DATA EXCERPTS ->
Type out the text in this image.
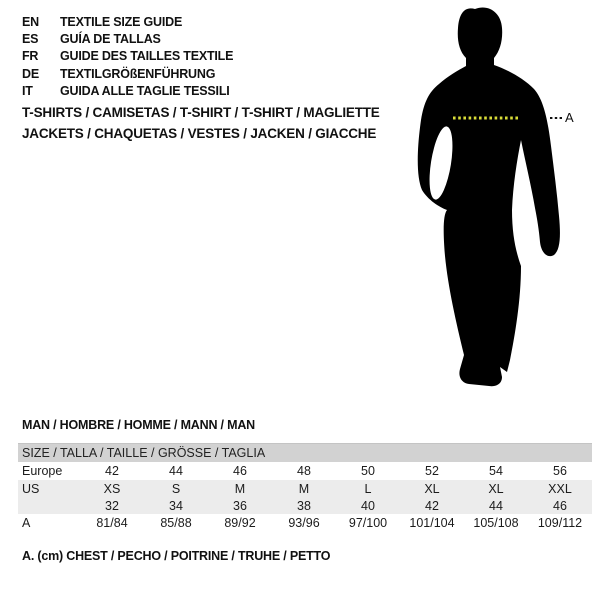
EN	TEXTILE SIZE GUIDE
ES	GUÍA DE TALLAS
FR	GUIDE DES TAILLES TEXTILE
DE	TEXTILGRÖßENFÜHRUNG
IT	GUIDA ALLE TAGLIE TESSILI
T-SHIRTS / CAMISETAS / T-SHIRT / T-SHIRT / MAGLIETTE
JACKETS / CHAQUETAS / VESTES / JACKEN / GIACCHE
A
MAN / HOMBRE / HOMME / MANN / MAN
SIZE / TALLA / TAILLE / GRÖSSE / TAGLIA								
Europe	42	44	46	48	50	52	54	56
US	XS	S	M	M	L	XL	XL	XXL
	32	34	36	38	40	42	44	46
A	81/84	85/88	89/92	93/96	97/100	101/104	105/108	109/112
A. (cm) CHEST / PECHO / POITRINE / TRUHE / PETTO
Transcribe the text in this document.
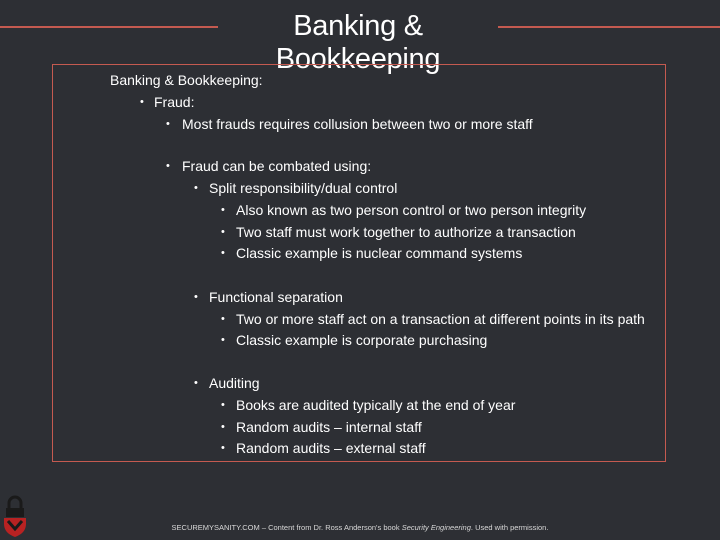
Banking & Bookkeeping
Banking & Bookkeeping:
• Fraud:
• Most frauds requires collusion between two or more staff
• Fraud can be combated using:
• Split responsibility/dual control
• Also known as two person control or two person integrity
• Two staff must work together to authorize a transaction
• Classic example is nuclear command systems
• Functional separation
• Two or more staff act on a transaction at different points in its path
• Classic example is corporate purchasing
• Auditing
• Books are audited typically at the end of year
• Random audits – internal staff
• Random audits – external staff
SECUREMYSANITY.COM – Content from Dr. Ross Anderson's book Security Engineering. Used with permission.
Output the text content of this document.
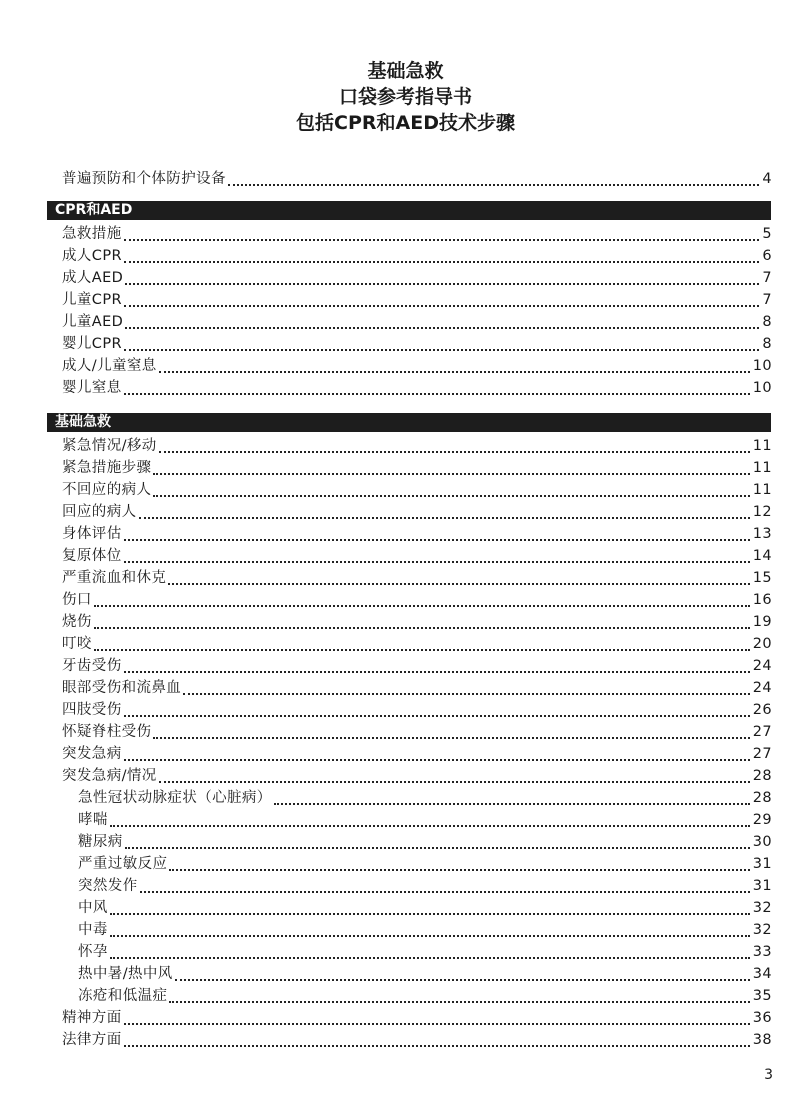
基础急救
口袋参考指导书
包括CPR和AED技术步骤
普遍预防和个体防护设备	4
CPR和AED
急救措施	5
成人CPR	6
成人AED	7
儿童CPR	7
儿童AED	8
婴儿CPR	8
成人/儿童窒息	10
婴儿窒息	10
基础急救
紧急情况/移动	11
紧急措施步骤	11
不回应的病人	11
回应的病人	12
身体评估	13
复原体位	14
严重流血和休克	15
伤口	16
烧伤	19
叮咬	20
牙齿受伤	24
眼部受伤和流鼻血	24
四肢受伤	26
怀疑脊柱受伤	27
突发急病	27
突发急病/情况	28
急性冠状动脉症状（心脏病）	28
哮喘	29
糖尿病	30
严重过敏反应	31
突然发作	31
中风	32
中毒	32
怀孕	33
热中暑/热中风	34
冻疮和低温症	35
精神方面	36
法律方面	38
3
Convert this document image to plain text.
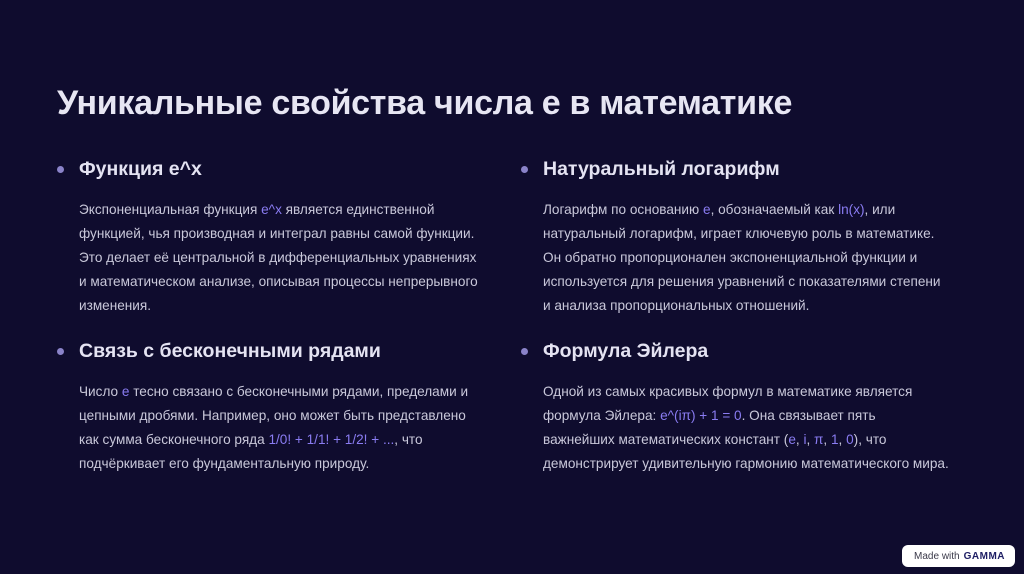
Уникальные свойства числа e в математике
Функция e^x

Экспоненциальная функция e^x является единственной функцией, чья производная и интеграл равны самой функции. Это делает её центральной в дифференциальных уравнениях и математическом анализе, описывая процессы непрерывного изменения.

Натуральный логарифм

Логарифм по основанию e, обозначаемый как ln(x), или натуральный логарифм, играет ключевую роль в математике. Он обратно пропорционален экспоненциальной функции и используется для решения уравнений с показателями степени и анализа пропорциональных отношений.

Связь с бесконечными рядами

Число e тесно связано с бесконечными рядами, пределами и цепными дробями. Например, оно может быть представлено как сумма бесконечного ряда 1/0! + 1/1! + 1/2! + ..., что подчёркивает его фундаментальную природу.

Формула Эйлера

Одной из самых красивых формул в математике является формула Эйлера: e^(iπ) + 1 = 0. Она связывает пять важнейших математических констант (e, i, π, 1, 0), что демонстрирует удивительную гармонию математического мира.

Made with GAMMA
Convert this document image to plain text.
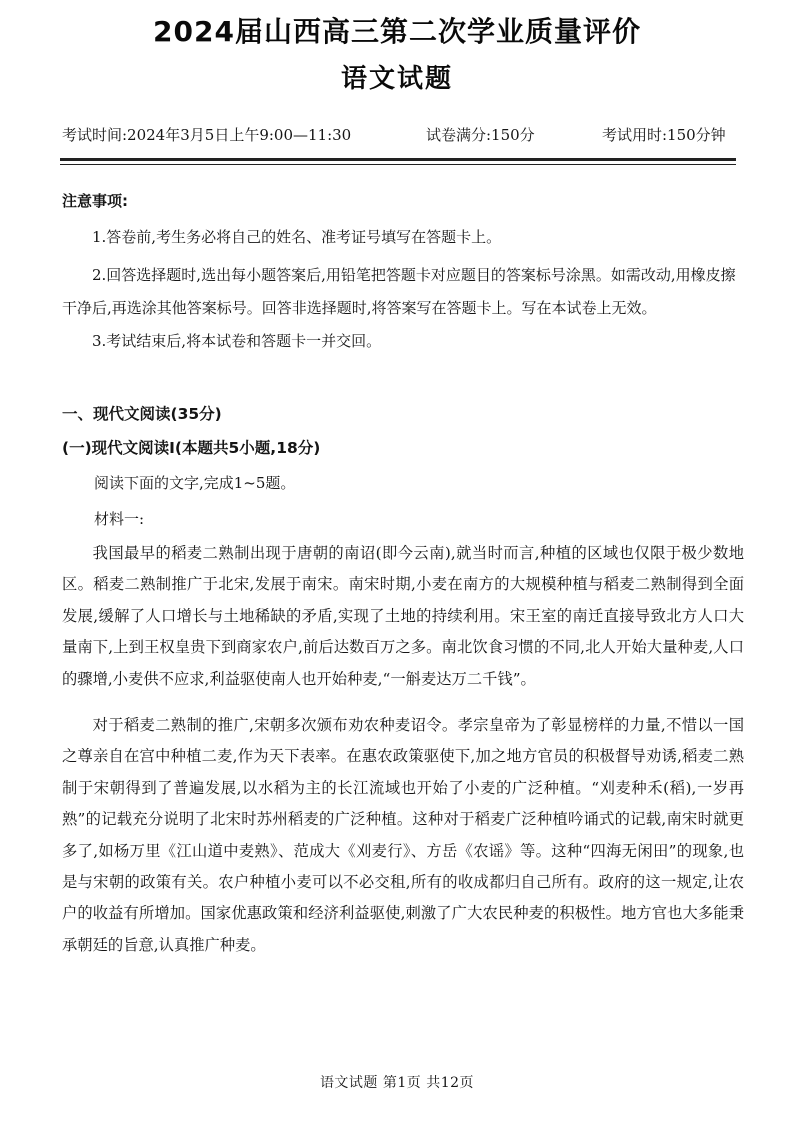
2024届山西高三第二次学业质量评价
语文试题
考试时间:2024年3月5日上午9:00—11:30	试卷满分:150分	考试用时:150分钟
注意事项:
1.答卷前,考生务必将自己的姓名、准考证号填写在答题卡上。
2.回答选择题时,选出每小题答案后,用铅笔把答题卡对应题目的答案标号涂黑。如需改动,用橡皮擦干净后,再选涂其他答案标号。回答非选择题时,将答案写在答题卡上。写在本试卷上无效。
3.考试结束后,将本试卷和答题卡一并交回。
一、现代文阅读(35分)
(一)现代文阅读Ⅰ(本题共5小题,18分)
阅读下面的文字,完成1~5题。
材料一:
我国最早的稻麦二熟制出现于唐朝的南诏(即今云南),就当时而言,种植的区域也仅限于极少数地区。稻麦二熟制推广于北宋,发展于南宋。南宋时期,小麦在南方的大规模种植与稻麦二熟制得到全面发展,缓解了人口增长与土地稀缺的矛盾,实现了土地的持续利用。宋王室的南迁直接导致北方人口大量南下,上到王权皇贵下到商家农户,前后达数百万之多。南北饮食习惯的不同,北人开始大量种麦,人口的骤增,小麦供不应求,利益驱使南人也开始种麦,“一斛麦达万二千钱”。
对于稻麦二熟制的推广,宋朝多次颁布劝农种麦诏令。孝宗皇帝为了彰显榜样的力量,不惜以一国之尊亲自在宫中种植二麦,作为天下表率。在惠农政策驱使下,加之地方官员的积极督导劝诱,稻麦二熟制于宋朝得到了普遍发展,以水稻为主的长江流域也开始了小麦的广泛种植。“刈麦种禾(稻),一岁再熟”的记载充分说明了北宋时苏州稻麦的广泛种植。这种对于稻麦广泛种植吟诵式的记载,南宋时就更多了,如杨万里《江山道中麦熟》、范成大《刈麦行》、方岳《农谣》等。这种“四海无闲田”的现象,也是与宋朝的政策有关。农户种植小麦可以不必交租,所有的收成都归自己所有。政府的这一规定,让农户的收益有所增加。国家优惠政策和经济利益驱使,刺激了广大农民种麦的积极性。地方官也大多能秉承朝廷的旨意,认真推广种麦。
语文试题 第1页 共12页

AIM OF THE EXERCISE -> Copy every line above word for word and exclude the pictures.

COMPLETE OUTPUT ->
Type out the text in this image.
EN	TEXTILE SIZE GUIDE
ES	GUÍA DE TALLAS
FR	GUIDE DES TAILLES TEXTILE
DE	TEXTILGRÖßENFÜHRUNG
IT	GUIDA ALLE TAGLIE TESSILI
T-SHIRTS / CAMISETAS / T-SHIRT / T-SHIRT / MAGLIETTE
JACKETS / CHAQUETAS / VESTES / JACKEN / GIACCHE
A
MAN / HOMBRE / HOMME / MANN / MAN
SIZE / TALLA / TAILLE / GRÖSSE / TAGLIA								
Europe	42	44	46	48	50	52	54	56
US	XS	S	M	M	L	XL	XL	XXL
	32	34	36	38	40	42	44	46
A	81/84	85/88	89/92	93/96	97/100	101/104	105/108	109/112
A. (cm) CHEST / PECHO / POITRINE / TRUHE / PETTO
Transcribe the text in this document.
Banking & Bookkeeping
Banking & Bookkeeping:
• Fraud:
• Most frauds requires collusion between two or more staff
• Fraud can be combated using:
• Split responsibility/dual control
• Also known as two person control or two person integrity
• Two staff must work together to authorize a transaction
• Classic example is nuclear command systems
• Functional separation
• Two or more staff act on a transaction at different points in its path
• Classic example is corporate purchasing
• Auditing
• Books are audited typically at the end of year
• Random audits – internal staff
• Random audits – external staff
SECUREMYSANITY.COM – Content from Dr. Ross Anderson's book Security Engineering. Used with permission.
Output the text content of this document.
基础急救
口袋参考指导书
包括CPR和AED技术步骤
普遍预防和个体防护设备	4
CPR和AED
急救措施	5
成人CPR	6
成人AED	7
儿童CPR	7
儿童AED	8
婴儿CPR	8
成人/儿童窒息	10
婴儿窒息	10
基础急救
紧急情况/移动	11
紧急措施步骤	11
不回应的病人	11
回应的病人	12
身体评估	13
复原体位	14
严重流血和休克	15
伤口	16
烧伤	19
叮咬	20
牙齿受伤	24
眼部受伤和流鼻血	24
四肢受伤	26
怀疑脊柱受伤	27
突发急病	27
突发急病/情况	28
急性冠状动脉症状（心脏病）	28
哮喘	29
糖尿病	30
严重过敏反应	31
突然发作	31
中风	32
中毒	32
怀孕	33
热中暑/热中风	34
冻疮和低温症	35
精神方面	36
法律方面	38
3
Convert this document image to plain text.
Уникальные свойства числа e в математике
Функция e^x

Экспоненциальная функция e^x является единственной функцией, чья производная и интеграл равны самой функции. Это делает её центральной в дифференциальных уравнениях и математическом анализе, описывая процессы непрерывного изменения.

Натуральный логарифм

Логарифм по основанию e, обозначаемый как ln(x), или натуральный логарифм, играет ключевую роль в математике. Он обратно пропорционален экспоненциальной функции и используется для решения уравнений с показателями степени и анализа пропорциональных отношений.

Связь с бесконечными рядами

Число e тесно связано с бесконечными рядами, пределами и цепными дробями. Например, оно может быть представлено как сумма бесконечного ряда 1/0! + 1/1! + 1/2! + ..., что подчёркивает его фундаментальную природу.

Формула Эйлера

Одной из самых красивых формул в математике является формула Эйлера: e^(iπ) + 1 = 0. Она связывает пять важнейших математических констант (e, i, π, 1, 0), что демонстрирует удивительную гармонию математического мира.

Made with GAMMA
Convert this document image to plain text.
2024届山西高三第二次学业质量评价
语文试题
考试时间:2024年3月5日上午9:00—11:30	试卷满分:150分	考试用时:150分钟
注意事项:
1.答卷前,考生务必将自己的姓名、准考证号填写在答题卡上。
2.回答选择题时,选出每小题答案后,用铅笔把答题卡对应题目的答案标号涂黑。如需改动,用橡皮擦干净后,再选涂其他答案标号。回答非选择题时,将答案写在答题卡上。写在本试卷上无效。
3.考试结束后,将本试卷和答题卡一并交回。
一、现代文阅读(35分)
(一)现代文阅读Ⅰ(本题共5小题,18分)
阅读下面的文字,完成1~5题。
材料一:
我国最早的稻麦二熟制出现于唐朝的南诏(即今云南),就当时而言,种植的区域也仅限于极少数地区。稻麦二熟制推广于北宋,发展于南宋。南宋时期,小麦在南方的大规模种植与稻麦二熟制得到全面发展,缓解了人口增长与土地稀缺的矛盾,实现了土地的持续利用。宋王室的南迁直接导致北方人口大量南下,上到王权皇贵下到商家农户,前后达数百万之多。南北饮食习惯的不同,北人开始大量种麦,人口的骤增,小麦供不应求,利益驱使南人也开始种麦,“一斛麦达万二千钱”。
对于稻麦二熟制的推广,宋朝多次颁布劝农种麦诏令。孝宗皇帝为了彰显榜样的力量,不惜以一国之尊亲自在宫中种植二麦,作为天下表率。在惠农政策驱使下,加之地方官员的积极督导劝诱,稻麦二熟制于宋朝得到了普遍发展,以水稻为主的长江流域也开始了小麦的广泛种植。“刈麦种禾(稻),一岁再熟”的记载充分说明了北宋时苏州稻麦的广泛种植。这种对于稻麦广泛种植吟诵式的记载,南宋时就更多了,如杨万里《江山道中麦熟》、范成大《刈麦行》、方岳《农谣》等。这种“四海无闲田”的现象,也是与宋朝的政策有关。农户种植小麦可以不必交租,所有的收成都归自己所有。政府的这一规定,让农户的收益有所增加。国家优惠政策和经济利益驱使,刺激了广大农民种麦的积极性。地方官也大多能秉承朝廷的旨意,认真推广种麦。
语文试题 第1页 共12页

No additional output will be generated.